Problem to work on »
Find each line with the string "name" and report it.

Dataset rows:
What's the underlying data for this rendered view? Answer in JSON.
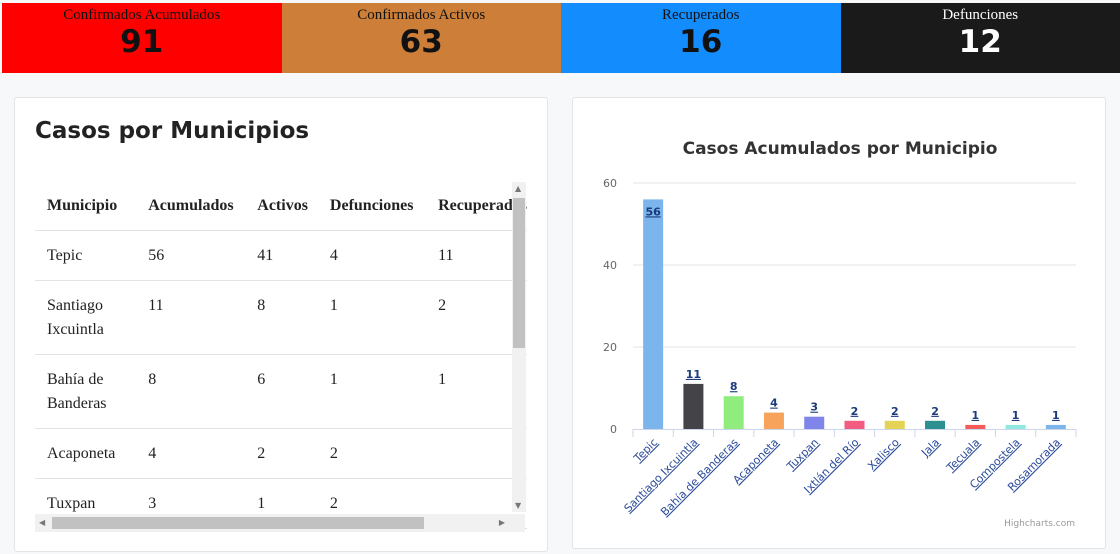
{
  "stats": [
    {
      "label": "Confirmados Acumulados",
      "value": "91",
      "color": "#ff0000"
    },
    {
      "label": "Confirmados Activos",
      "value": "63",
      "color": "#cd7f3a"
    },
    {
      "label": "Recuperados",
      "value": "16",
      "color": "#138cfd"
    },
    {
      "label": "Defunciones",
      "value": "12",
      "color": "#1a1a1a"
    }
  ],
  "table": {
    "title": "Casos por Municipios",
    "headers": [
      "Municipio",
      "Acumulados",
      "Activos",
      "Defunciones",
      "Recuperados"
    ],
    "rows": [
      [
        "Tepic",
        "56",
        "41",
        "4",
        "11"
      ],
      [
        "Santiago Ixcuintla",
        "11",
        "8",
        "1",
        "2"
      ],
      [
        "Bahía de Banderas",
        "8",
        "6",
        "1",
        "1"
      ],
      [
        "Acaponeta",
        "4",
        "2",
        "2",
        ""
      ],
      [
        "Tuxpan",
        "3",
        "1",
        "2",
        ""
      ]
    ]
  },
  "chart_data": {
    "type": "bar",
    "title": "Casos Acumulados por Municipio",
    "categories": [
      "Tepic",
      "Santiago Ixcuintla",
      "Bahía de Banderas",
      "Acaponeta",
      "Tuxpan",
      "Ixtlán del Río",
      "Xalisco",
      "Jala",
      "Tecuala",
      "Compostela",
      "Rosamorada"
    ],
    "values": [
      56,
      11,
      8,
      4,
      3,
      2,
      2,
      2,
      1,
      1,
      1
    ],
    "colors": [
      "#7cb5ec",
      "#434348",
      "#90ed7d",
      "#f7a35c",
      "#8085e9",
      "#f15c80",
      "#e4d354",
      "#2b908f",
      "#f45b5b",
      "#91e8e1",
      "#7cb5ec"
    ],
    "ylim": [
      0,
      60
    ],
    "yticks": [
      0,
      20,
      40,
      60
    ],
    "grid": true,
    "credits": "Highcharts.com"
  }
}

---

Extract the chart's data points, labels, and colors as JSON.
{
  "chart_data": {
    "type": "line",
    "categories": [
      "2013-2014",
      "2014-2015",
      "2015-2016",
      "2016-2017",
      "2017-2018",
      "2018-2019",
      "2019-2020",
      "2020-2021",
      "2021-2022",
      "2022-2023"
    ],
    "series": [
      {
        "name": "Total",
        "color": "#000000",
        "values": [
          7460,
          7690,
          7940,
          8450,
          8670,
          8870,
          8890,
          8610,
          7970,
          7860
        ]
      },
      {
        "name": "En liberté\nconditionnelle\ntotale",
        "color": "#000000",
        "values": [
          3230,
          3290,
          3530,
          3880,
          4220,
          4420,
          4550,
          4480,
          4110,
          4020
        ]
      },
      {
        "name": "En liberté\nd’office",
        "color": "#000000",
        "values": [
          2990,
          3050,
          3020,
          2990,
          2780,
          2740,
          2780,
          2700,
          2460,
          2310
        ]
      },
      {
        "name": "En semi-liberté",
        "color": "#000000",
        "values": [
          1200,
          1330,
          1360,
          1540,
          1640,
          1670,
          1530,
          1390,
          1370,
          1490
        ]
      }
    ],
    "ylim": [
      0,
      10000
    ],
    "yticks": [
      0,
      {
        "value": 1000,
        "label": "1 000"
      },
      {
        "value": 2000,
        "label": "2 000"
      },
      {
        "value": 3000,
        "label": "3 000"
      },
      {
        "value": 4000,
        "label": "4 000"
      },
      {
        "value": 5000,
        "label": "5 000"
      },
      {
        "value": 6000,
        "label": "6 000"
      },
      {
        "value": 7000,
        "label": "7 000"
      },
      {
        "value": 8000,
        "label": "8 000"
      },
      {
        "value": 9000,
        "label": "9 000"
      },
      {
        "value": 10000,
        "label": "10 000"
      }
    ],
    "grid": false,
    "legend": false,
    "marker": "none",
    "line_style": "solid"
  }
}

Answer to the problem »
        "name": "Total",
        "name": "En liberté\nconditionnelle\ntotale",
        "name": "En liberté\nd’office",
        "name": "En semi-liberté",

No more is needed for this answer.